--- START Materials provided ---

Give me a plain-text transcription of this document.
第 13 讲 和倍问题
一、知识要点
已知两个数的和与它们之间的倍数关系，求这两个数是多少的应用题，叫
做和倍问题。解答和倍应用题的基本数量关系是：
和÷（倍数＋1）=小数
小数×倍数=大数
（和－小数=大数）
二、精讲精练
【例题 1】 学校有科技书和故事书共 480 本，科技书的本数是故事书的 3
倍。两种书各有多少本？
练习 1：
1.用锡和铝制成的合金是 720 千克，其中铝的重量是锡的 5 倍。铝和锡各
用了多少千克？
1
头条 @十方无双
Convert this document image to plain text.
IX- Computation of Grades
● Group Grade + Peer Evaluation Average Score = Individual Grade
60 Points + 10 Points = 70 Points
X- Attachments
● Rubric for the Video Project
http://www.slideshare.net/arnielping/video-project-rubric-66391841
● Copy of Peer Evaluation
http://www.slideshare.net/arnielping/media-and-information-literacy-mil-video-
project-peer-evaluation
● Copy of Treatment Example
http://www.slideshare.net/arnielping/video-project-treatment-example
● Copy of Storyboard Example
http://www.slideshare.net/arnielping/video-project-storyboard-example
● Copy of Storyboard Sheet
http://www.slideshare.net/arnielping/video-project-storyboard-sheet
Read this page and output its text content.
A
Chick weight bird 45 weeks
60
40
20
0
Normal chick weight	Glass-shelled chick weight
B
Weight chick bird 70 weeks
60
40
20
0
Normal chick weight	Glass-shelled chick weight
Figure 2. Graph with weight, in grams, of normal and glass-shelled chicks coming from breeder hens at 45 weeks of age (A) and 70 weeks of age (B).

--- END Materials provided ---

## Problem description
Count up every line above that has the word "this" in it; answer with the number alone.

## Answer for the task
3